▶ _TASK OBJECTIVE_
Present the data once more in exactly its original form.

(Rows from a dataset)
# # # # # # #

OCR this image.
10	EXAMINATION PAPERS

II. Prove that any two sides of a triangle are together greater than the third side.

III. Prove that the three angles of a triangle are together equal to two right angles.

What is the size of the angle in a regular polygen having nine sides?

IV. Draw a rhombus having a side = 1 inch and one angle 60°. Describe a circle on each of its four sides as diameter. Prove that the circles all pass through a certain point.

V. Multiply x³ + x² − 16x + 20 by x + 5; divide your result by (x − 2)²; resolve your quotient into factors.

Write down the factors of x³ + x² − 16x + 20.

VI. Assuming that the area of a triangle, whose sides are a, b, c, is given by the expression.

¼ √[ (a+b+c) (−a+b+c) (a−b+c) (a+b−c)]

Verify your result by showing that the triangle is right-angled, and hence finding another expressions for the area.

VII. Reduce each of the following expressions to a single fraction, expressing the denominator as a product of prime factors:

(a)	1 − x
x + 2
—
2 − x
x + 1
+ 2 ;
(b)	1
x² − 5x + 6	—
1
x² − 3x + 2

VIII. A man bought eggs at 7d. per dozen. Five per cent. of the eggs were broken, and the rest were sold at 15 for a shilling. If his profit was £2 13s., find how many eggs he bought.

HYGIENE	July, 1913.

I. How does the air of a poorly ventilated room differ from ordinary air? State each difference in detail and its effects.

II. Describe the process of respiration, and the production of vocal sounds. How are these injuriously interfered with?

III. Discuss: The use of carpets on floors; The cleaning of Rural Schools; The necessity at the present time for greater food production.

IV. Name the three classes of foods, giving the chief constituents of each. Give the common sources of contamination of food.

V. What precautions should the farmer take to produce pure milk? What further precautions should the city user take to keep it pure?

# # # # # # #

▶ _TASK ANSWER_
OCR this image.
10	EXAMINATION PAPERS

II. Prove that any two sides of a triangle are together greater than the third side.

III. Prove that the three angles of a triangle are together equal to two right angles.

What is the size of the angle in a regular polygen having nine sides?

IV. Draw a rhombus having a side = 1 inch and one angle 60°. Describe a circle on each of its four sides as diameter. Prove that the circles all pass through a certain point.

V. Multiply x³ + x² − 16x + 20 by x + 5; divide your result by (x − 2)²; resolve your quotient into factors.

Write down the factors of x³ + x² − 16x + 20.

VI. Assuming that the area of a triangle, whose sides are a, b, c, is given by the expression.

¼ √[ (a+b+c) (−a+b+c) (a−b+c) (a+b−c)]

Verify your result by showing that the triangle is right-angled, and hence finding another expressions for the area.

VII. Reduce each of the following expressions to a single fraction, expressing the denominator as a product of prime factors:

(a)	1 − x
x + 2
—
2 − x
x + 1
+ 2 ;
(b)	1
x² − 5x + 6	—
1
x² − 3x + 2

VIII. A man bought eggs at 7d. per dozen. Five per cent. of the eggs were broken, and the rest were sold at 15 for a shilling. If his profit was £2 13s., find how many eggs he bought.

HYGIENE	July, 1913.

I. How does the air of a poorly ventilated room differ from ordinary air? State each difference in detail and its effects.

II. Describe the process of respiration, and the production of vocal sounds. How are these injuriously interfered with?

III. Discuss: The use of carpets on floors; The cleaning of Rural Schools; The necessity at the present time for greater food production.

IV. Name the three classes of foods, giving the chief constituents of each. Give the common sources of contamination of food.

V. What precautions should the farmer take to produce pure milk? What further precautions should the city user take to keep it pure?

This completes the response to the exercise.